Find the word "this" in the data. Return every line where it appears.

□ □ □ □ □

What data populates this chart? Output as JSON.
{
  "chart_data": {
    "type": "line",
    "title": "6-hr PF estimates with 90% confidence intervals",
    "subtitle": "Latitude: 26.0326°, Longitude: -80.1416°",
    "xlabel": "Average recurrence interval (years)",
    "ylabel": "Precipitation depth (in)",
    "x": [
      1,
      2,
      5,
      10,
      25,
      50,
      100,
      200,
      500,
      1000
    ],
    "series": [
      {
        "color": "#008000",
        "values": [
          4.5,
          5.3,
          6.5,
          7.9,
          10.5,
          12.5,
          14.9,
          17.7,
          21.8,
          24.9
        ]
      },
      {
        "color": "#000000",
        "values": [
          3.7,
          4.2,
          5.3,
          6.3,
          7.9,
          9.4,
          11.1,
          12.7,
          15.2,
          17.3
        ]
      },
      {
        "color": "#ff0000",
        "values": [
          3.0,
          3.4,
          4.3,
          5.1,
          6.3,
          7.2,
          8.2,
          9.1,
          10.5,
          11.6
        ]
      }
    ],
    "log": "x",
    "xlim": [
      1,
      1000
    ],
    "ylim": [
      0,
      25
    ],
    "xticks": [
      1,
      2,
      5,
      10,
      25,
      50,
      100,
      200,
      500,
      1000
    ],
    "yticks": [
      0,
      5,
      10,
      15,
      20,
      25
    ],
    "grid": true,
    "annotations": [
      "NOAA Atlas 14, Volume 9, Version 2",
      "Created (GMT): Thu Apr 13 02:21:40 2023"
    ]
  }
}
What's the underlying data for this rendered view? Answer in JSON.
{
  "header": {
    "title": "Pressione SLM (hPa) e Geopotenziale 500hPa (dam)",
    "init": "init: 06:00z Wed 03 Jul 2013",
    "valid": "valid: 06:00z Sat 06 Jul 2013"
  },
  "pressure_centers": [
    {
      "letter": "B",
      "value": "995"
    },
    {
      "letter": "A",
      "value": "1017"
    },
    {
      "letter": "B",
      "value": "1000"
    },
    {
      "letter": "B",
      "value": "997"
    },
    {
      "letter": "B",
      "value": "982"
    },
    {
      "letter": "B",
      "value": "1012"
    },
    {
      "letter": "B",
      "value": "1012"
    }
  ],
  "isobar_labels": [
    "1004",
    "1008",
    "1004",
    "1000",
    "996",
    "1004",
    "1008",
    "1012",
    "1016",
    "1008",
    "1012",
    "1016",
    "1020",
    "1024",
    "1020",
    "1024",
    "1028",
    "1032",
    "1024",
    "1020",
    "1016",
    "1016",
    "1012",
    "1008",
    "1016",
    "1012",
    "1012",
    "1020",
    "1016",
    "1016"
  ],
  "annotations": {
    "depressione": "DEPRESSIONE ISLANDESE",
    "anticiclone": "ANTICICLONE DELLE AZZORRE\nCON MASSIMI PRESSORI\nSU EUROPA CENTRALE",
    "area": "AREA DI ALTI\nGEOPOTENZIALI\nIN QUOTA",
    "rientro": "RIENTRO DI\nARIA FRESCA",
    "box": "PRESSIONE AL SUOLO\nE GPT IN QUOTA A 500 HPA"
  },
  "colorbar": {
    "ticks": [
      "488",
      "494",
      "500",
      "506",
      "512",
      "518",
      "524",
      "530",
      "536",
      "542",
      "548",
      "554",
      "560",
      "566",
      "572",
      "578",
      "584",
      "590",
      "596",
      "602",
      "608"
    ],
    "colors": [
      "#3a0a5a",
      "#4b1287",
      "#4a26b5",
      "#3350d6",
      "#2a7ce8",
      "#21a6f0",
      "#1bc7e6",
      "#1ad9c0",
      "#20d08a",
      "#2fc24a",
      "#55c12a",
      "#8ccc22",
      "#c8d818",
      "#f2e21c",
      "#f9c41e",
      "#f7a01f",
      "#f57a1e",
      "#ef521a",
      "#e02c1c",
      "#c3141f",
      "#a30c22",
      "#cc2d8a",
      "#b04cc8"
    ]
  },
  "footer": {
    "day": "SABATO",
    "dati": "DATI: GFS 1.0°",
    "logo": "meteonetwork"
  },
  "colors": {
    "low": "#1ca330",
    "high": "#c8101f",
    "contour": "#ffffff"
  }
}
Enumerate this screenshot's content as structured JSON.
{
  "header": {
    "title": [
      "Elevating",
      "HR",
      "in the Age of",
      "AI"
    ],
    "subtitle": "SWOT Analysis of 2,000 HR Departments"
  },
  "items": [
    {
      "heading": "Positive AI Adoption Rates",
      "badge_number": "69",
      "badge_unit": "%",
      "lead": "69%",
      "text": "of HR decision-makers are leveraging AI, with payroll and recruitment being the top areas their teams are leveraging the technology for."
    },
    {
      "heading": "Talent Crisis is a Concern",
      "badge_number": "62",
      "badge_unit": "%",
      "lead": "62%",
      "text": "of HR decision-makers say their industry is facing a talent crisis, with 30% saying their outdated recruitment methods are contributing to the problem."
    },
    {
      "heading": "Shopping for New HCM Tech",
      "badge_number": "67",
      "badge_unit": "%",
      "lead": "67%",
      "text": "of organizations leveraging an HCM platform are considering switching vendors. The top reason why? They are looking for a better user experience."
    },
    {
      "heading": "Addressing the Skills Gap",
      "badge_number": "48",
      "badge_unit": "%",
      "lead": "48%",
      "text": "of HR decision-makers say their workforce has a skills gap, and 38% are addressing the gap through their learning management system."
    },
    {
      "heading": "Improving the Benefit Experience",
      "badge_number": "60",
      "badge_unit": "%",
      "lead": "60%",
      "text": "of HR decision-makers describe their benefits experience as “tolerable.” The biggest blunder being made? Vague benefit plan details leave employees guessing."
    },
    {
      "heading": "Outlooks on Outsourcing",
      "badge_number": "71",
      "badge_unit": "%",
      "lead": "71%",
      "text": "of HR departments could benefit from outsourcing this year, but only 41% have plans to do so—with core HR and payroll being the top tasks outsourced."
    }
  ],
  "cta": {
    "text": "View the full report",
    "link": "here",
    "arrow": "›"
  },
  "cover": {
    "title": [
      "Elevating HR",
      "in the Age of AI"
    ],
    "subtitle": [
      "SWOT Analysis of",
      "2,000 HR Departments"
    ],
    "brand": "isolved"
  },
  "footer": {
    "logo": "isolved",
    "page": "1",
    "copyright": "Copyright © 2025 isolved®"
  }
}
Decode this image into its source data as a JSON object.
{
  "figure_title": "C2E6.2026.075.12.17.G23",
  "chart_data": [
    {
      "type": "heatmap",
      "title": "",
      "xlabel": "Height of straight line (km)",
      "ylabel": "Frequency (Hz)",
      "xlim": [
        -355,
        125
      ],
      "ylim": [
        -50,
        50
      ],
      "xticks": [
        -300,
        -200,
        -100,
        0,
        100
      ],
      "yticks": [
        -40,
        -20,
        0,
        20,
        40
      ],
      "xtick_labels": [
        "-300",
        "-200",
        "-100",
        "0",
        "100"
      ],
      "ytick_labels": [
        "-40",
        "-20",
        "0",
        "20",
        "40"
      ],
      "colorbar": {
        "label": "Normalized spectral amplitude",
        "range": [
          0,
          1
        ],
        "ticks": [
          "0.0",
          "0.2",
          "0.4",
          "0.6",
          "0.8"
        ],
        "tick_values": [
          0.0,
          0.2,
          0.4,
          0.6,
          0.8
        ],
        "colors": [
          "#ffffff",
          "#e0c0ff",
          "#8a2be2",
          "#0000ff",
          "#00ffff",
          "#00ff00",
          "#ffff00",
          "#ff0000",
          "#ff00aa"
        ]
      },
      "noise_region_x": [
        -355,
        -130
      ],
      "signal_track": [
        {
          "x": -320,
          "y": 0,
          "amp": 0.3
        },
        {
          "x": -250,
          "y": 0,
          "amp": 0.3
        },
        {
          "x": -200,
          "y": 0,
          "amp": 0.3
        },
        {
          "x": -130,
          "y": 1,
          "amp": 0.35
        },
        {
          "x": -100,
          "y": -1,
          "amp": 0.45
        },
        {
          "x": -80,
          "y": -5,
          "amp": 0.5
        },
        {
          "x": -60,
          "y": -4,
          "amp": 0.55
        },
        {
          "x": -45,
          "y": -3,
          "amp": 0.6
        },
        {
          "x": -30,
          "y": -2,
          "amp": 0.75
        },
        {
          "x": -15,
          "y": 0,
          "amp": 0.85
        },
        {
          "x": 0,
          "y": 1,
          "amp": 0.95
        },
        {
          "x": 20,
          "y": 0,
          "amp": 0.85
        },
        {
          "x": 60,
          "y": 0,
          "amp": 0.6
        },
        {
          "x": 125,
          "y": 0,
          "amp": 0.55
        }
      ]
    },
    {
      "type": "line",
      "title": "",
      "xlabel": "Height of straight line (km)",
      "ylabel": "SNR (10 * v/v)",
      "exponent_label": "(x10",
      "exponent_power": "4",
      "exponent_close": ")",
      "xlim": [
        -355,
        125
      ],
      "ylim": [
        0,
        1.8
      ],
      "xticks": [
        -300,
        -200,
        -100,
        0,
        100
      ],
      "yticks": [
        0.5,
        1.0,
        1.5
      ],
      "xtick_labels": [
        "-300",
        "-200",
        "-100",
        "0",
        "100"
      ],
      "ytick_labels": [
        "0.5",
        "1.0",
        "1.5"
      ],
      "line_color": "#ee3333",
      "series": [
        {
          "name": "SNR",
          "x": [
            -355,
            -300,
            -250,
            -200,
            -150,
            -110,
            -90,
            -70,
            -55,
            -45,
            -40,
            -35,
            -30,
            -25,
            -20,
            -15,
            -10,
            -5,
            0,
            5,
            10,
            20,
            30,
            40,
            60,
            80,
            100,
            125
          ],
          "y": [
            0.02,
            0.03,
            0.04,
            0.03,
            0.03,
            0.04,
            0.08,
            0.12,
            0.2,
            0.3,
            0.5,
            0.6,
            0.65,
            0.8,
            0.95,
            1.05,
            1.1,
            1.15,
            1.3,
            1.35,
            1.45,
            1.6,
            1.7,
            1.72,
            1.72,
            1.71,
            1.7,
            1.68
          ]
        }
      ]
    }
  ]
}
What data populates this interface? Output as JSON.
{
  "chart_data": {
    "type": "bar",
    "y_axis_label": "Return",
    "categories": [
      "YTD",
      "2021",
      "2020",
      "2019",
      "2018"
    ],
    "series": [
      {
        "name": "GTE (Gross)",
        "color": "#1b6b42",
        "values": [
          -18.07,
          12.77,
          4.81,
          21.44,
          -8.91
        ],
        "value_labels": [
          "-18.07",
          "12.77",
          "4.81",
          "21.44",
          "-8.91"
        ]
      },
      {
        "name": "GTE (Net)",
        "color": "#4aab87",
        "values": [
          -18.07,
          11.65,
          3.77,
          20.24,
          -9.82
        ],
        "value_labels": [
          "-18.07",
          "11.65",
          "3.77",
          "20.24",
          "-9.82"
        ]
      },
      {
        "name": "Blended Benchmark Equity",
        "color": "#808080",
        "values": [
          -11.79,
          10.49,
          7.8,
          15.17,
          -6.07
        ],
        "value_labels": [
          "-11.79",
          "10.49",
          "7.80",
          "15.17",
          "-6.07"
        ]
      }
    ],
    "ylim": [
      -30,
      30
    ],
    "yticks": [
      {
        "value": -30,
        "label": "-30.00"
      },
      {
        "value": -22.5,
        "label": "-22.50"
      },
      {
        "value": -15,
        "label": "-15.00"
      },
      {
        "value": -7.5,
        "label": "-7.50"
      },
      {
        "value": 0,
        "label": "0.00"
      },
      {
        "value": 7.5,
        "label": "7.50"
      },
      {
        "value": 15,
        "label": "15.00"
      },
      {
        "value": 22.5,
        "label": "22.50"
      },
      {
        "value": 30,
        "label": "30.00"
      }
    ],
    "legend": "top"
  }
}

□ □ □ □ □

Reply:
What data populates this chart? Output as JSON.
What's the underlying data for this rendered view? Answer in JSON.
Enumerate this screenshot's content as structured JSON.
      "text": "of HR departments could benefit from outsourcing this year, but only 41% have plans to do so—with core HR and payroll being the top tasks outsourced."
Decode this image into its source data as a JSON object.
What data populates this interface? Output as JSON.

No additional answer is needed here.